» Die Aufgabe:
Beantworten Sie anhand des Textauszugs zum Bauverfahren die folgenden Fragen:
(a) Welches Werk wird für die Nachweise zur ständigen Judikatur angeführt?
(b) Welche Bestimmung ergibt, dass die Miteigentümer ihre fehlende Zustimmung als Partei des Bauverfahrens geltend machen können?
(c) Wer ist im Falle des Wohnungseigentums unter den genannten Voraussetzungen allein Partei?

» Textauszug:
Die belangte Behörde hat die ständige hg. Judikatur richtig wiedergegeben, wonach dann, wenn die Zustimmung zur Bauführung im Zeitpunkt der Einbringung des Ansuchens überhaupt nicht vorgelegen hat oder später weggefallen ist, die Zustimmung des Miteigentümers zu einer Voraussetzung für die positive Erledigung des Bauansuchens wird, die auch im Zeitpunkt der Erteilung der Baubewilligung gegeben sein muß (siehe die Nachweise bei Geuder-Hauer, Wiener Bauvorschriften, 288). Daß die Miteigentümer ihre fehlende Zustimmung als Partei des Bauverfahrens geltend machen können, ergibt sich aus § 134 Abs. 3 erster Satz BO. Diese Bestimmung lautet:
"Im Baubewilligungsverfahren und im Verfahren zur Bewilligung von unwesentlichen Abweichungen von Bebauungsvorschriften sind außer dem Antragsteller (Bauwerber) die Eigentümer (Miteigentümer) der Liegenschaften Parteien; im Falle des Wohnungseigentums ist nur der betreffende Wohnungseigentümer Partei, wenn das Bauvorhaben nicht von Einfluß auf die statischen Verhältnisse des Hauses oder der baulichen Anlage ist, oder wenn das Bauvorhaben weder eine Änderung der äußeren Gestaltung des Gebäudes oder der baulichen Anlage bewirkt noch gemeinsame Teile des Hauses, der baulichen Anlage oder der Liegenschaft in Anspruch nimmt noch die Umwidmung von Wohnungen auf Arbeitsräume, Büroräume, Verkaufsräume, Versammlungsräume, Gaststätten und Räume mit ähnlicher Funktion sowie Lagerräume betrifft; ..."

» Bereitgestellte Datensätze:
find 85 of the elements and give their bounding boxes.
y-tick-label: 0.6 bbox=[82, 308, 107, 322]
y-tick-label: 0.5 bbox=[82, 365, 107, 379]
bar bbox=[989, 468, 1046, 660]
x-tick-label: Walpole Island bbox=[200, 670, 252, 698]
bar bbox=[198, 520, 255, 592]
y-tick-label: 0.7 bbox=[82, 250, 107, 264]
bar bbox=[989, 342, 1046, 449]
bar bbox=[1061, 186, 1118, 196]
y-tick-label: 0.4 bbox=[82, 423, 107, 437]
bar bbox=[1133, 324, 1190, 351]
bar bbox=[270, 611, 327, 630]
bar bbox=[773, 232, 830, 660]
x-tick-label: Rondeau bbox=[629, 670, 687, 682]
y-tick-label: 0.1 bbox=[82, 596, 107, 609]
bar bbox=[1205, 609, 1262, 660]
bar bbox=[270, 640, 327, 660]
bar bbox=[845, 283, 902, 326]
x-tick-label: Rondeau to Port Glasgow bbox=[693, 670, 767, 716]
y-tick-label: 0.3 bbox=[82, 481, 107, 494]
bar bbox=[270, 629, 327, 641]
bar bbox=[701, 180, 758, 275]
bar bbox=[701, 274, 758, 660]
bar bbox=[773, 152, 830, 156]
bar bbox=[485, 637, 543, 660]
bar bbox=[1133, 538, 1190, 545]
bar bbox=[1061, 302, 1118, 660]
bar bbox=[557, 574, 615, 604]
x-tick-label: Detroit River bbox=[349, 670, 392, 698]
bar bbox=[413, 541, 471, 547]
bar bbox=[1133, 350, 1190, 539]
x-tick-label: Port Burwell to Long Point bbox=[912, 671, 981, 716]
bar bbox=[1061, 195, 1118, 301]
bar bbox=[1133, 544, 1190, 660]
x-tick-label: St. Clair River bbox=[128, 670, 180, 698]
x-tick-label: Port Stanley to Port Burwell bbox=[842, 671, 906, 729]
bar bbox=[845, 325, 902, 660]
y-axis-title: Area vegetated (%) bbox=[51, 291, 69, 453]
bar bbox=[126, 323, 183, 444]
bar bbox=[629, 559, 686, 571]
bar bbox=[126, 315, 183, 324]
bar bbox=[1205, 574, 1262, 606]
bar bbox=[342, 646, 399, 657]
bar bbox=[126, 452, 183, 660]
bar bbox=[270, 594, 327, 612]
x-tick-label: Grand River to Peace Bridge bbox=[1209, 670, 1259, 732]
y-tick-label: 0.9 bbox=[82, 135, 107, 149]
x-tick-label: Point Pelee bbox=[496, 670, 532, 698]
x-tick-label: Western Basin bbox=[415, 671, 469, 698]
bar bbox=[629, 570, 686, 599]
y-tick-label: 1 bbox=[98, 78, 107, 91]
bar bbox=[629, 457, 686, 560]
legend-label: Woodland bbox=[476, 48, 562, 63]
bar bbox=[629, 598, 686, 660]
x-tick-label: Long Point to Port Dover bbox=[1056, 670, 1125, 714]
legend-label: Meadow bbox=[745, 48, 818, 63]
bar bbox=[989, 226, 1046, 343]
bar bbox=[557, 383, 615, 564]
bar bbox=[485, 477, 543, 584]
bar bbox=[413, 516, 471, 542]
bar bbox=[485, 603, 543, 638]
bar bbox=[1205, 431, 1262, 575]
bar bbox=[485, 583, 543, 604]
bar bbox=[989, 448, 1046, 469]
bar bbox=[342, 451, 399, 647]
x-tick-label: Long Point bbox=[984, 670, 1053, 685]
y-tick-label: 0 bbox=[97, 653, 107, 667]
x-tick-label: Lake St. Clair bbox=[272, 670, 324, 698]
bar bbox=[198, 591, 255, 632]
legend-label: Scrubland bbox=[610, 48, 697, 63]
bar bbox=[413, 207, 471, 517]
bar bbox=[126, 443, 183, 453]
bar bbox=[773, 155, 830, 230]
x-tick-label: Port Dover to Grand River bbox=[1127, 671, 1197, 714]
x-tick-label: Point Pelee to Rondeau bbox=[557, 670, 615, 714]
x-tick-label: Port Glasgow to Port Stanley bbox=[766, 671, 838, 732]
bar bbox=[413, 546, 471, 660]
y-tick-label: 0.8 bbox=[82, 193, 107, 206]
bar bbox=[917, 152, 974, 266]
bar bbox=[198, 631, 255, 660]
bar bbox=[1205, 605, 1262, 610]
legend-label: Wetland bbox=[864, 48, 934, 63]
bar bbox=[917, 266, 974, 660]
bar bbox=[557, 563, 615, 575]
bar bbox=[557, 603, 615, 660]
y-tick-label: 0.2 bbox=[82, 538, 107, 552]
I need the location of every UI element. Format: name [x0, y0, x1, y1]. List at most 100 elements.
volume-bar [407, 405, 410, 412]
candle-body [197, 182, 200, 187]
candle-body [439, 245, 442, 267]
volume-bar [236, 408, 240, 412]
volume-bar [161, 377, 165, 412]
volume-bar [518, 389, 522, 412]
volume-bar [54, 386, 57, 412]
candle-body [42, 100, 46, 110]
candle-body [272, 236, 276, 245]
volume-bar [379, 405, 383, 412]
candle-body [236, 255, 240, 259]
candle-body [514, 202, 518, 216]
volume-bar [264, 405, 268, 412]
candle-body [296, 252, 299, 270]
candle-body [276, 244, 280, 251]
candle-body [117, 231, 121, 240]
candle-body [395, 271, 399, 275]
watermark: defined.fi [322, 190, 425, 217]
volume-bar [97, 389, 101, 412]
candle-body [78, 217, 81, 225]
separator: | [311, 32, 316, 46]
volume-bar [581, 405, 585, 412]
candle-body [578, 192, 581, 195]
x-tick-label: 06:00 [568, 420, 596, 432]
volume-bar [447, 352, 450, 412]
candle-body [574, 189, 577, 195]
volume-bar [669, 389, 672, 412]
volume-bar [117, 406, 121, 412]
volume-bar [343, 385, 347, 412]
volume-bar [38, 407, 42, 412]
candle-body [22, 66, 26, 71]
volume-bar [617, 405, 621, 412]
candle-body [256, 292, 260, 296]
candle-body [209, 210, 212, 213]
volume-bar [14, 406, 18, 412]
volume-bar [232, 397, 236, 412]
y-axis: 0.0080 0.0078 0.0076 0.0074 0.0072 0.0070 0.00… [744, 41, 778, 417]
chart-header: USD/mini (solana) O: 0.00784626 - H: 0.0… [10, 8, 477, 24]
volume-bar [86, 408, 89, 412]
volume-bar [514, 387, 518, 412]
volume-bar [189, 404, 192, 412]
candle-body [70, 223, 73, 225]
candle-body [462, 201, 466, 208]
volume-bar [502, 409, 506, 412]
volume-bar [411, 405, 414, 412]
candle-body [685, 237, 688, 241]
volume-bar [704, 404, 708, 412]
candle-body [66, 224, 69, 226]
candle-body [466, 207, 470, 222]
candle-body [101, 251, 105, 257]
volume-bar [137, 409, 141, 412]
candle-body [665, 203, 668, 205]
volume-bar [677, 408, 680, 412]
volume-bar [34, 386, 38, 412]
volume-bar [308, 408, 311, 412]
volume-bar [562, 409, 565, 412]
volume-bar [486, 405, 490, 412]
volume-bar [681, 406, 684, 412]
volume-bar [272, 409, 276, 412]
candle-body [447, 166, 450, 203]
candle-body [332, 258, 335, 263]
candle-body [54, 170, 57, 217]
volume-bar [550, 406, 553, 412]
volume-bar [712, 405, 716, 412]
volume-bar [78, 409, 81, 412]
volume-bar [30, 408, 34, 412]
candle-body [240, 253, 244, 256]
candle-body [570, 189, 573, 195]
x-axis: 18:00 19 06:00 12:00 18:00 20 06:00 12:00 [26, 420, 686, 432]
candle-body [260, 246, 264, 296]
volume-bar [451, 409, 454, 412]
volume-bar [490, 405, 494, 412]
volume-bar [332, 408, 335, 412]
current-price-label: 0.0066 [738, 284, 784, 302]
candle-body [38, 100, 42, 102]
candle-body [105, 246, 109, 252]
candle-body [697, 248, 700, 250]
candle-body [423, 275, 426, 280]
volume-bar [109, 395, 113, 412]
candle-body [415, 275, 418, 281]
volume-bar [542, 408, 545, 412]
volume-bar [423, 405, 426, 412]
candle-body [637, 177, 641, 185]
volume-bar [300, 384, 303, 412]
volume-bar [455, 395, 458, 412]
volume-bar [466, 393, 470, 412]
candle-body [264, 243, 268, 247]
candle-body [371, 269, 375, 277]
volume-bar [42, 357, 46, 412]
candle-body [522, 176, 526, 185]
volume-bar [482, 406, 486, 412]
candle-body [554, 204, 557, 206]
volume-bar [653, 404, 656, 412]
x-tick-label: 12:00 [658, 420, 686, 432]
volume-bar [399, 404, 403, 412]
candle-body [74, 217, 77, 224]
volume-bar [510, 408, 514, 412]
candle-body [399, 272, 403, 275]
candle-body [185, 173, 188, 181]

---

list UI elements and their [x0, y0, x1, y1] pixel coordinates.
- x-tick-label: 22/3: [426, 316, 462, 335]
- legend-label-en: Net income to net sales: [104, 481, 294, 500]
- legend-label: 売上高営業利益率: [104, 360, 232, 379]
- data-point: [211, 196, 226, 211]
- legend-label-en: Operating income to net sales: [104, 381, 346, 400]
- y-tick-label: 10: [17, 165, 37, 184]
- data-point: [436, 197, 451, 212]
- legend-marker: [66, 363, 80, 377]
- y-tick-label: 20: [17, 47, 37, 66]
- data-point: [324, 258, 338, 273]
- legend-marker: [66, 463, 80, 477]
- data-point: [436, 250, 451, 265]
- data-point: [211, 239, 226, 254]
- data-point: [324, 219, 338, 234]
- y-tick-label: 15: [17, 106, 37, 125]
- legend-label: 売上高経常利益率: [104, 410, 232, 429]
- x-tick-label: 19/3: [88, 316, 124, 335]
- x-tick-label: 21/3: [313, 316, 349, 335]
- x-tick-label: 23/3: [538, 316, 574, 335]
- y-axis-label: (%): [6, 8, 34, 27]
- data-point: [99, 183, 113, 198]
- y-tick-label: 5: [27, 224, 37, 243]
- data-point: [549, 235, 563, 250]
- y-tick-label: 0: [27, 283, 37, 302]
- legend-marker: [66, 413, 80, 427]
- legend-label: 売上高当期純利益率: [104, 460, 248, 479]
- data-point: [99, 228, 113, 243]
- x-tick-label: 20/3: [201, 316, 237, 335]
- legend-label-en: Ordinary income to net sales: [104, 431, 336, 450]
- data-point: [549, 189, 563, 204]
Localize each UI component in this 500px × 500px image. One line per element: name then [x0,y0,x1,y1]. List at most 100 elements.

* * *

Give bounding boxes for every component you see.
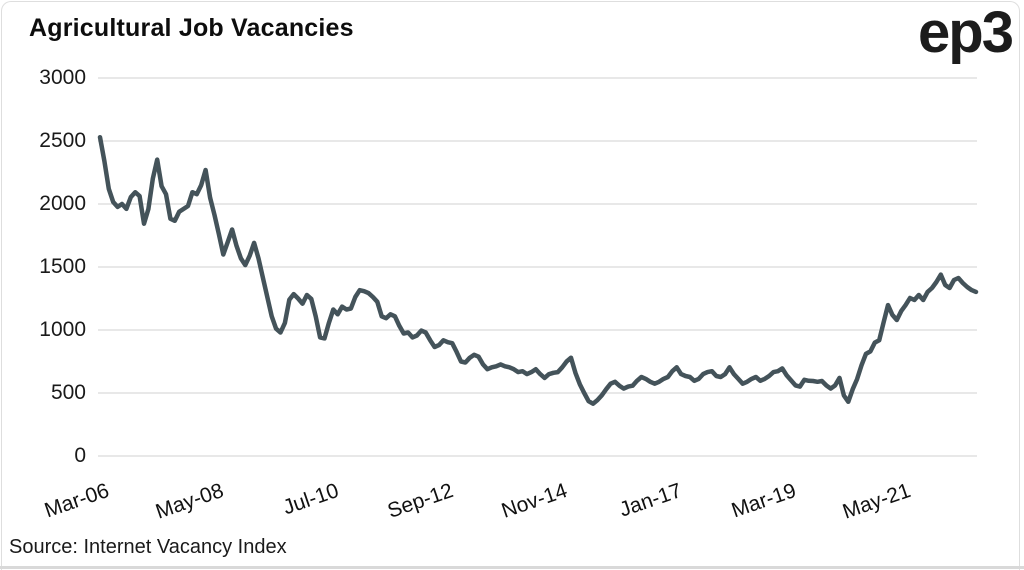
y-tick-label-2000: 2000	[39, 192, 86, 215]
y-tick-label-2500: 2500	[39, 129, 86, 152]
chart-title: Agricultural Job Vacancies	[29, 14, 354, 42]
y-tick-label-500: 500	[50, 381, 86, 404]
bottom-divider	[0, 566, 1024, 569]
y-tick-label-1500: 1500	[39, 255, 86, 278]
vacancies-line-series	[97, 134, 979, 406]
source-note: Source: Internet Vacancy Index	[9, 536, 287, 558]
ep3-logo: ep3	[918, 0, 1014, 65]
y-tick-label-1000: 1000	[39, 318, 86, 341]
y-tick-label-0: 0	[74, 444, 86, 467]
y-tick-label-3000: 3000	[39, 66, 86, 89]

» Gelöste Aufgabe:
(a) Angeführt wird das Werk Geuder-Hauer, Wiener Bauvorschriften, Seite 288.
(b) Das ergibt sich aus § 134 Abs. 3 erster Satz BO.
(c) Allein Partei ist dann nur der betreffende Wohnungseigentümer.